YOUR TASK:
Reproduce every entry in the listing without alteration.

======== EXERCISE MATERIALS ========

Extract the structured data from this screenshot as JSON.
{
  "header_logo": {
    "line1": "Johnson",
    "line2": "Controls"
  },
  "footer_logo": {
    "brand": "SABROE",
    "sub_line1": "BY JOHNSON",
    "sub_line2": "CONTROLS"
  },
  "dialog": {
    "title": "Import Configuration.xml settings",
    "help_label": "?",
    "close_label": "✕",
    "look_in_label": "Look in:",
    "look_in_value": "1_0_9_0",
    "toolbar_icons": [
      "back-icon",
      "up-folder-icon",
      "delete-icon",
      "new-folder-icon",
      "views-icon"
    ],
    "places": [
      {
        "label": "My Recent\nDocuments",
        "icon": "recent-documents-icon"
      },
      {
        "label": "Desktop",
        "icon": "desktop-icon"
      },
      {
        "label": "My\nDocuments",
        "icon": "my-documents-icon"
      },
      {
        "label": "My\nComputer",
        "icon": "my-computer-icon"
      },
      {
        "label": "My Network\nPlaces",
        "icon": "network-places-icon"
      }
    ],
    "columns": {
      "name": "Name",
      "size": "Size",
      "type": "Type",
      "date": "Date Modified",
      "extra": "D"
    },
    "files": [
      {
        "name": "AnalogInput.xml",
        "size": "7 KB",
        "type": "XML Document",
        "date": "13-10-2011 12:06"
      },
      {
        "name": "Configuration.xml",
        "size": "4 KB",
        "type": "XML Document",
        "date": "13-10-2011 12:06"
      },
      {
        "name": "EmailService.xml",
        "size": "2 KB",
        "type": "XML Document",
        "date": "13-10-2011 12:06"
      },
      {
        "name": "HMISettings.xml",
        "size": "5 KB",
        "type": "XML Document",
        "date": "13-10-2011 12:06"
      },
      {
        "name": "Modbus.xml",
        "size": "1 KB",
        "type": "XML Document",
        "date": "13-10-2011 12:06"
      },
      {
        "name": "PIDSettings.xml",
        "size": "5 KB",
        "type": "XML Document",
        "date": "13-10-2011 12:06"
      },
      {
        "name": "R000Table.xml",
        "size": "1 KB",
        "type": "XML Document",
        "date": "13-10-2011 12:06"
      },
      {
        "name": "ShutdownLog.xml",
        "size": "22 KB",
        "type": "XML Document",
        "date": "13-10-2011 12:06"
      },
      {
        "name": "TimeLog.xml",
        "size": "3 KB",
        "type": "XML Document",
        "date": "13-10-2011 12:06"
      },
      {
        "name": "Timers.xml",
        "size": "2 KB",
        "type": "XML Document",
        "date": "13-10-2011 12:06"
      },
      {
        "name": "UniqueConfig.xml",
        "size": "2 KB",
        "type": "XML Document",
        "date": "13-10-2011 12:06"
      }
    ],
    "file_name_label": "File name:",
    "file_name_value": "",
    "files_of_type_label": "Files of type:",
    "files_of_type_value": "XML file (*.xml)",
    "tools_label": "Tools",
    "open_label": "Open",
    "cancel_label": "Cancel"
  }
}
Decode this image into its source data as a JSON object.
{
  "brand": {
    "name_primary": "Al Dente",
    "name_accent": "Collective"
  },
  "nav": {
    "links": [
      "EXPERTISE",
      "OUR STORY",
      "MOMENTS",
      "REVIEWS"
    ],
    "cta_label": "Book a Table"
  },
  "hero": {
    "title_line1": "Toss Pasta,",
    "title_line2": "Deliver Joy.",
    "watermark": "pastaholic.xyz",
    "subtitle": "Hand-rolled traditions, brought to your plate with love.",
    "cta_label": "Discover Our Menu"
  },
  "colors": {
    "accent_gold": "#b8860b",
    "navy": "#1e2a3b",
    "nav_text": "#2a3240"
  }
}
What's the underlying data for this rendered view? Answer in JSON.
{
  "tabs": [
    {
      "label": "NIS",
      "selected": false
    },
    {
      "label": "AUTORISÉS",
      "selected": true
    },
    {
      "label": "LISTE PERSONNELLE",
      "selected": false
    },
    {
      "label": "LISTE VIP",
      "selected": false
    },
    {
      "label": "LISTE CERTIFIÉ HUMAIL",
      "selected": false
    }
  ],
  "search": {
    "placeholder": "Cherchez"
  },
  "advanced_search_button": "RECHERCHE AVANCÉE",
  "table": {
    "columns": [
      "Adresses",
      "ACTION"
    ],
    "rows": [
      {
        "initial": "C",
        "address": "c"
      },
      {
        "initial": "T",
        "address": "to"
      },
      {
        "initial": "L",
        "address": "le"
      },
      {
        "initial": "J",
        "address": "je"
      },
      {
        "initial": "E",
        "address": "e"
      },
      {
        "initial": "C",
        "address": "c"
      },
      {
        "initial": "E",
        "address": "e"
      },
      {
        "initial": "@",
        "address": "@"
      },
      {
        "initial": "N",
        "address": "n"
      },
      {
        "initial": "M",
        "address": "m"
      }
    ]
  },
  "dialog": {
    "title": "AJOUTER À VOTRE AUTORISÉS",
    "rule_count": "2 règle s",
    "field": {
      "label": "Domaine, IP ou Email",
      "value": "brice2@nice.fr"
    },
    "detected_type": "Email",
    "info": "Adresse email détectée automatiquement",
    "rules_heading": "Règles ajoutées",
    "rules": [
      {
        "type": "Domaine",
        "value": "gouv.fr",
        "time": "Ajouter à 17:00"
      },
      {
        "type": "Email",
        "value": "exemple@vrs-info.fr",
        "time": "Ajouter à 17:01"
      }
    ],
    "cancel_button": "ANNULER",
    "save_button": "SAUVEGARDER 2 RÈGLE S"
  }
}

========

TASK ANSWER:
Extract the structured data from this screenshot as JSON.
{
  "header_logo": {
    "line1": "Johnson",
    "line2": "Controls"
  },
  "footer_logo": {
    "brand": "SABROE",
    "sub_line1": "BY JOHNSON",
    "sub_line2": "CONTROLS"
  },
  "dialog": {
    "title": "Import Configuration.xml settings",
    "help_label": "?",
    "close_label": "✕",
    "look_in_label": "Look in:",
    "look_in_value": "1_0_9_0",
    "toolbar_icons": [
      "back-icon",
      "up-folder-icon",
      "delete-icon",
      "new-folder-icon",
      "views-icon"
    ],
    "places": [
      {
        "label": "My Recent\nDocuments",
        "icon": "recent-documents-icon"
      },
      {
        "label": "Desktop",
        "icon": "desktop-icon"
      },
      {
        "label": "My\nDocuments",
        "icon": "my-documents-icon"
      },
      {
        "label": "My\nComputer",
        "icon": "my-computer-icon"
      },
      {
        "label": "My Network\nPlaces",
        "icon": "network-places-icon"
      }
    ],
    "columns": {
      "name": "Name",
      "size": "Size",
      "type": "Type",
      "date": "Date Modified",
      "extra": "D"
    },
    "files": [
      {
        "name": "AnalogInput.xml",
        "size": "7 KB",
        "type": "XML Document",
        "date": "13-10-2011 12:06"
      },
      {
        "name": "Configuration.xml",
        "size": "4 KB",
        "type": "XML Document",
        "date": "13-10-2011 12:06"
      },
      {
        "name": "EmailService.xml",
        "size": "2 KB",
        "type": "XML Document",
        "date": "13-10-2011 12:06"
      },
      {
        "name": "HMISettings.xml",
        "size": "5 KB",
        "type": "XML Document",
        "date": "13-10-2011 12:06"
      },
      {
        "name": "Modbus.xml",
        "size": "1 KB",
        "type": "XML Document",
        "date": "13-10-2011 12:06"
      },
      {
        "name": "PIDSettings.xml",
        "size": "5 KB",
        "type": "XML Document",
        "date": "13-10-2011 12:06"
      },
      {
        "name": "R000Table.xml",
        "size": "1 KB",
        "type": "XML Document",
        "date": "13-10-2011 12:06"
      },
      {
        "name": "ShutdownLog.xml",
        "size": "22 KB",
        "type": "XML Document",
        "date": "13-10-2011 12:06"
      },
      {
        "name": "TimeLog.xml",
        "size": "3 KB",
        "type": "XML Document",
        "date": "13-10-2011 12:06"
      },
      {
        "name": "Timers.xml",
        "size": "2 KB",
        "type": "XML Document",
        "date": "13-10-2011 12:06"
      },
      {
        "name": "UniqueConfig.xml",
        "size": "2 KB",
        "type": "XML Document",
        "date": "13-10-2011 12:06"
      }
    ],
    "file_name_label": "File name:",
    "file_name_value": "",
    "files_of_type_label": "Files of type:",
    "files_of_type_value": "XML file (*.xml)",
    "tools_label": "Tools",
    "open_label": "Open",
    "cancel_label": "Cancel"
  }
}
Decode this image into its source data as a JSON object.
{
  "brand": {
    "name_primary": "Al Dente",
    "name_accent": "Collective"
  },
  "nav": {
    "links": [
      "EXPERTISE",
      "OUR STORY",
      "MOMENTS",
      "REVIEWS"
    ],
    "cta_label": "Book a Table"
  },
  "hero": {
    "title_line1": "Toss Pasta,",
    "title_line2": "Deliver Joy.",
    "watermark": "pastaholic.xyz",
    "subtitle": "Hand-rolled traditions, brought to your plate with love.",
    "cta_label": "Discover Our Menu"
  },
  "colors": {
    "accent_gold": "#b8860b",
    "navy": "#1e2a3b",
    "nav_text": "#2a3240"
  }
}
What's the underlying data for this rendered view? Answer in JSON.
{
  "tabs": [
    {
      "label": "NIS",
      "selected": false
    },
    {
      "label": "AUTORISÉS",
      "selected": true
    },
    {
      "label": "LISTE PERSONNELLE",
      "selected": false
    },
    {
      "label": "LISTE VIP",
      "selected": false
    },
    {
      "label": "LISTE CERTIFIÉ HUMAIL",
      "selected": false
    }
  ],
  "search": {
    "placeholder": "Cherchez"
  },
  "advanced_search_button": "RECHERCHE AVANCÉE",
  "table": {
    "columns": [
      "Adresses",
      "ACTION"
    ],
    "rows": [
      {
        "initial": "C",
        "address": "c"
      },
      {
        "initial": "T",
        "address": "to"
      },
      {
        "initial": "L",
        "address": "le"
      },
      {
        "initial": "J",
        "address": "je"
      },
      {
        "initial": "E",
        "address": "e"
      },
      {
        "initial": "C",
        "address": "c"
      },
      {
        "initial": "E",
        "address": "e"
      },
      {
        "initial": "@",
        "address": "@"
      },
      {
        "initial": "N",
        "address": "n"
      },
      {
        "initial": "M",
        "address": "m"
      }
    ]
  },
  "dialog": {
    "title": "AJOUTER À VOTRE AUTORISÉS",
    "rule_count": "2 règle s",
    "field": {
      "label": "Domaine, IP ou Email",
      "value": "brice2@nice.fr"
    },
    "detected_type": "Email",
    "info": "Adresse email détectée automatiquement",
    "rules_heading": "Règles ajoutées",
    "rules": [
      {
        "type": "Domaine",
        "value": "gouv.fr",
        "time": "Ajouter à 17:00"
      },
      {
        "type": "Email",
        "value": "exemple@vrs-info.fr",
        "time": "Ajouter à 17:01"
      }
    ],
    "cancel_button": "ANNULER",
    "save_button": "SAUVEGARDER 2 RÈGLE S"
  }
}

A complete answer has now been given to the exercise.